[What you have to do]
Which lines hold the word "type"? Copy each of them.

[Records from a collection of figures]
· · ·

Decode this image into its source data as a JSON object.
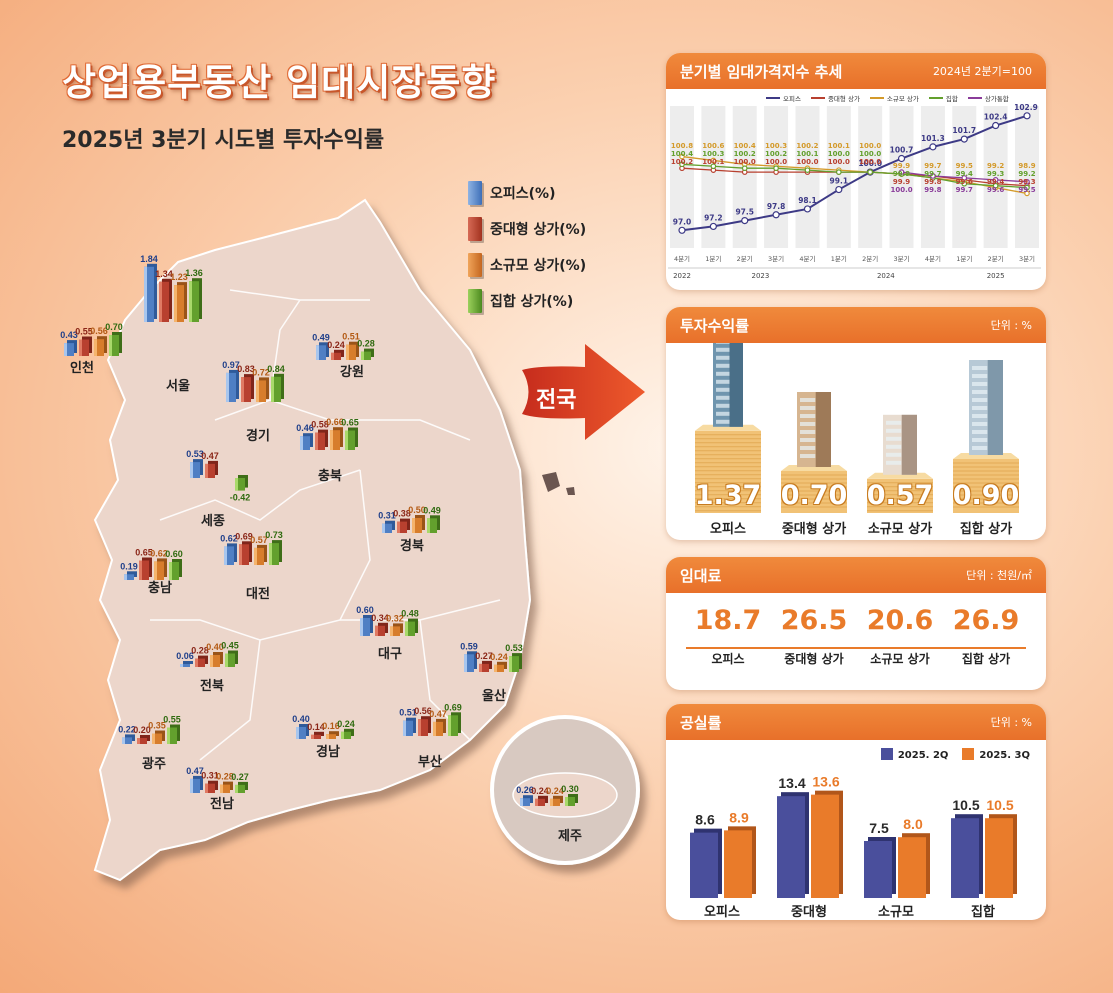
{
  "title": "상업용부동산 임대시장동향",
  "subtitle": "2025년 3분기 시도별 투자수익률",
  "colors": {
    "office": "#4f7fc4",
    "mid": "#b8402f",
    "small": "#d77d2c",
    "complex": "#63a02d",
    "trend": "#3d3a86",
    "q2": "#4a4f9c",
    "q3": "#e97b2a",
    "accent": "#e8702a"
  },
  "map_legend": [
    "오피스(%)",
    "중대형 상가(%)",
    "소규모 상가(%)",
    "집합 상가(%)"
  ],
  "arrow_label": "전국",
  "regions": [
    {
      "name": "인천",
      "values": [
        0.43,
        0.55,
        0.56,
        0.7
      ]
    },
    {
      "name": "서울",
      "values": [
        1.84,
        1.34,
        1.23,
        1.36
      ]
    },
    {
      "name": "강원",
      "values": [
        0.49,
        0.24,
        0.51,
        0.28
      ]
    },
    {
      "name": "경기",
      "values": [
        0.97,
        0.83,
        0.72,
        0.84
      ]
    },
    {
      "name": "세종",
      "values": [
        0.53,
        0.47,
        null,
        -0.42
      ]
    },
    {
      "name": "충북",
      "values": [
        0.46,
        0.58,
        0.66,
        0.65
      ]
    },
    {
      "name": "경북",
      "values": [
        0.31,
        0.38,
        0.5,
        0.49
      ]
    },
    {
      "name": "충남",
      "values": [
        0.19,
        0.65,
        0.62,
        0.6
      ]
    },
    {
      "name": "대전",
      "values": [
        0.62,
        0.69,
        0.57,
        0.73
      ]
    },
    {
      "name": "대구",
      "values": [
        0.6,
        0.34,
        0.32,
        0.48
      ]
    },
    {
      "name": "전북",
      "values": [
        0.06,
        0.28,
        0.4,
        0.45
      ]
    },
    {
      "name": "울산",
      "values": [
        0.59,
        0.27,
        0.24,
        0.53
      ]
    },
    {
      "name": "광주",
      "values": [
        0.22,
        0.2,
        0.35,
        0.55
      ]
    },
    {
      "name": "경남",
      "values": [
        0.4,
        0.14,
        0.16,
        0.24
      ]
    },
    {
      "name": "부산",
      "values": [
        0.51,
        0.56,
        0.47,
        0.69
      ]
    },
    {
      "name": "전남",
      "values": [
        0.47,
        0.31,
        0.28,
        0.27
      ]
    },
    {
      "name": "제주",
      "values": [
        0.26,
        0.24,
        0.24,
        0.3
      ]
    }
  ],
  "chart_data": [
    {
      "type": "line",
      "title": "분기별 임대가격지수 추세",
      "note": "2024년 2분기=100",
      "x": [
        "4분기",
        "1분기",
        "2분기",
        "3분기",
        "4분기",
        "1분기",
        "2분기",
        "3분기",
        "4분기",
        "1분기",
        "2분기",
        "3분기"
      ],
      "years": [
        "2022",
        "2023",
        "2024",
        "2025"
      ],
      "series": [
        {
          "name": "오피스",
          "values": [
            97.0,
            97.2,
            97.5,
            97.8,
            98.1,
            99.1,
            100.0,
            100.7,
            101.3,
            101.7,
            102.4,
            102.9
          ]
        },
        {
          "name": "중대형 상가",
          "values": [
            100.2,
            100.1,
            100.0,
            100.0,
            100.0,
            100.0,
            100.0,
            99.9,
            99.8,
            99.6,
            99.4,
            99.3
          ]
        },
        {
          "name": "소규모 상가",
          "values": [
            100.8,
            100.6,
            100.4,
            100.3,
            100.2,
            100.1,
            100.0,
            99.9,
            99.7,
            99.5,
            99.2,
            98.9
          ]
        },
        {
          "name": "집합",
          "values": [
            100.4,
            100.3,
            100.2,
            100.2,
            100.1,
            100.0,
            100.0,
            99.9,
            99.7,
            99.4,
            99.3,
            99.2
          ]
        },
        {
          "name": "상가통합",
          "values": [
            null,
            null,
            null,
            null,
            null,
            null,
            null,
            100.0,
            99.8,
            99.7,
            99.6,
            99.5
          ]
        }
      ]
    },
    {
      "type": "bar",
      "title": "투자수익률",
      "unit": "단위 : %",
      "categories": [
        "오피스",
        "중대형 상가",
        "소규모 상가",
        "집합 상가"
      ],
      "values": [
        1.37,
        0.7,
        0.57,
        0.9
      ]
    },
    {
      "type": "table",
      "title": "임대료",
      "unit": "단위 : 천원/㎡",
      "categories": [
        "오피스",
        "중대형 상가",
        "소규모 상가",
        "집합 상가"
      ],
      "values": [
        18.7,
        26.5,
        20.6,
        26.9
      ]
    },
    {
      "type": "bar",
      "title": "공실률",
      "unit": "단위 : %",
      "categories": [
        "오피스",
        "중대형",
        "소규모",
        "집합"
      ],
      "series": [
        {
          "name": "2025. 2Q",
          "values": [
            8.6,
            13.4,
            7.5,
            10.5
          ]
        },
        {
          "name": "2025. 3Q",
          "values": [
            8.9,
            13.6,
            8.0,
            10.5
          ]
        }
      ]
    }
  ]
}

· · ·

[Result of the exercise]
      "type": "line",
      "type": "bar",
      "type": "table",
      "type": "bar",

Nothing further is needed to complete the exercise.